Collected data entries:
_ _ _ _ _ _ _

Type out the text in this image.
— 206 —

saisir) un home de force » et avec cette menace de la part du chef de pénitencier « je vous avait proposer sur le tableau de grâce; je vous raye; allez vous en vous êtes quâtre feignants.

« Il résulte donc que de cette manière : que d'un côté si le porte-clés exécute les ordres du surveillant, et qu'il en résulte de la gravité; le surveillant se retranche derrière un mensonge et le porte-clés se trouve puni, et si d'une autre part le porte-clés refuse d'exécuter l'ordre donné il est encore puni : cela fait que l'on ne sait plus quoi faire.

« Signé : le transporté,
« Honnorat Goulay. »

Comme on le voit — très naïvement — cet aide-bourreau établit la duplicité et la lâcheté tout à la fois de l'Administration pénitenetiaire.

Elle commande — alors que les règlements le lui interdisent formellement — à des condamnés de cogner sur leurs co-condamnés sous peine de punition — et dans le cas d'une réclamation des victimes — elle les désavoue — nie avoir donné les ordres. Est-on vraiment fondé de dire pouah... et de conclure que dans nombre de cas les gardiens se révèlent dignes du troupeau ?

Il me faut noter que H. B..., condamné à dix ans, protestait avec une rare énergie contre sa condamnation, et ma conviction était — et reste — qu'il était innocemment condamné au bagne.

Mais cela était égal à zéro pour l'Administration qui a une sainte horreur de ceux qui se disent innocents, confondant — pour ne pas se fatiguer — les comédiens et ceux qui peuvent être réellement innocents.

_ _ _ _ _ _ _

Description of the task: Every line that holds the string "Administration" should be returned.

Exercise answer:
Comme on le voit — très naïvement — cet aide-bourreau établit la duplicité et la lâcheté tout à la fois de l'Administration pénitenetiaire.
Mais cela était égal à zéro pour l'Administration qui a une sainte horreur de ceux qui se disent innocents, confondant — pour ne pas se fatiguer — les comédiens et ceux qui peuvent être réellement innocents.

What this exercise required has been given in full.